**Material supplied**.
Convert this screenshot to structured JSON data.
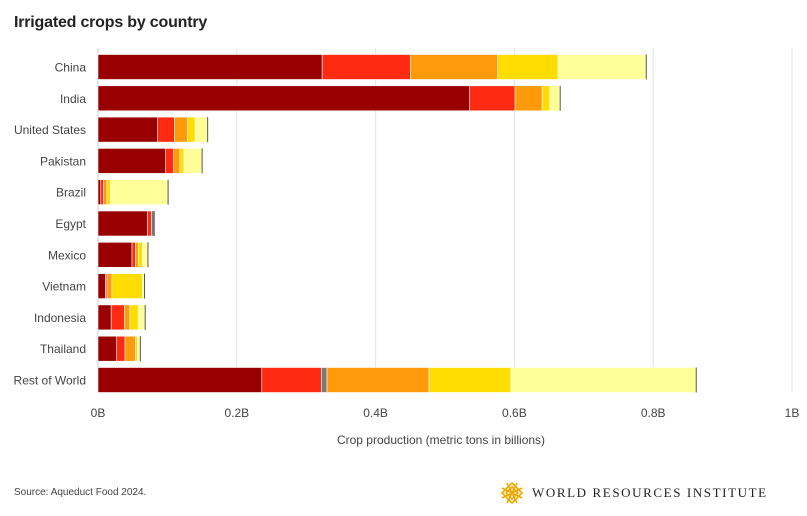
{
  "title": "Irrigated crops by country",
  "source": "Source: Aqueduct Food 2024.",
  "logo_text": "WORLD RESOURCES INSTITUTE",
  "chart_data": {
    "type": "bar",
    "orientation": "horizontal",
    "stacked": true,
    "title": "Irrigated crops by country",
    "xlabel": "Crop production (metric tons in billions)",
    "xlim": [
      0,
      1
    ],
    "x_ticks": [
      0,
      0.2,
      0.4,
      0.6,
      0.8,
      1
    ],
    "x_tick_labels": [
      "0B",
      "0.2B",
      "0.4B",
      "0.6B",
      "0.8B",
      "1B"
    ],
    "grid": true,
    "legend": "none",
    "categories": [
      "China",
      "India",
      "United States",
      "Pakistan",
      "Brazil",
      "Egypt",
      "Mexico",
      "Vietnam",
      "Indonesia",
      "Thailand",
      "Rest of World"
    ],
    "series": [
      {
        "color": "#990000",
        "values": [
          0.323,
          0.535,
          0.086,
          0.097,
          0.004,
          0.071,
          0.049,
          0.011,
          0.019,
          0.027,
          0.236
        ]
      },
      {
        "color": "#ff2a12",
        "values": [
          0.127,
          0.066,
          0.024,
          0.012,
          0.004,
          0.006,
          0.005,
          0.002,
          0.019,
          0.012,
          0.086
        ]
      },
      {
        "color": "#7a7a7a",
        "values": [
          0,
          0,
          0,
          0,
          0,
          0.004,
          0,
          0,
          0,
          0,
          0.008
        ]
      },
      {
        "color": "#ff9a0a",
        "values": [
          0.126,
          0.039,
          0.019,
          0.009,
          0.005,
          0,
          0.004,
          0.007,
          0.008,
          0.015,
          0.147
        ]
      },
      {
        "color": "#ffdd00",
        "values": [
          0.087,
          0.011,
          0.011,
          0.006,
          0.005,
          0,
          0.006,
          0.044,
          0.012,
          0.003,
          0.118
        ]
      },
      {
        "color": "#ffff99",
        "values": [
          0.127,
          0.015,
          0.018,
          0.026,
          0.083,
          0,
          0.008,
          0.003,
          0.01,
          0.004,
          0.267
        ]
      }
    ]
  }
}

**Task directions**. Copy the material above exactly and drop the pictures.

**Task result**.
Convert this screenshot to structured JSON data.
{
  "title": "Irrigated crops by country",
  "source": "Source: Aqueduct Food 2024.",
  "logo_text": "WORLD RESOURCES INSTITUTE",
  "chart_data": {
    "type": "bar",
    "orientation": "horizontal",
    "stacked": true,
    "title": "Irrigated crops by country",
    "xlabel": "Crop production (metric tons in billions)",
    "xlim": [
      0,
      1
    ],
    "x_ticks": [
      0,
      0.2,
      0.4,
      0.6,
      0.8,
      1
    ],
    "x_tick_labels": [
      "0B",
      "0.2B",
      "0.4B",
      "0.6B",
      "0.8B",
      "1B"
    ],
    "grid": true,
    "legend": "none",
    "categories": [
      "China",
      "India",
      "United States",
      "Pakistan",
      "Brazil",
      "Egypt",
      "Mexico",
      "Vietnam",
      "Indonesia",
      "Thailand",
      "Rest of World"
    ],
    "series": [
      {
        "color": "#990000",
        "values": [
          0.323,
          0.535,
          0.086,
          0.097,
          0.004,
          0.071,
          0.049,
          0.011,
          0.019,
          0.027,
          0.236
        ]
      },
      {
        "color": "#ff2a12",
        "values": [
          0.127,
          0.066,
          0.024,
          0.012,
          0.004,
          0.006,
          0.005,
          0.002,
          0.019,
          0.012,
          0.086
        ]
      },
      {
        "color": "#7a7a7a",
        "values": [
          0,
          0,
          0,
          0,
          0,
          0.004,
          0,
          0,
          0,
          0,
          0.008
        ]
      },
      {
        "color": "#ff9a0a",
        "values": [
          0.126,
          0.039,
          0.019,
          0.009,
          0.005,
          0,
          0.004,
          0.007,
          0.008,
          0.015,
          0.147
        ]
      },
      {
        "color": "#ffdd00",
        "values": [
          0.087,
          0.011,
          0.011,
          0.006,
          0.005,
          0,
          0.006,
          0.044,
          0.012,
          0.003,
          0.118
        ]
      },
      {
        "color": "#ffff99",
        "values": [
          0.127,
          0.015,
          0.018,
          0.026,
          0.083,
          0,
          0.008,
          0.003,
          0.01,
          0.004,
          0.267
        ]
      }
    ]
  }
}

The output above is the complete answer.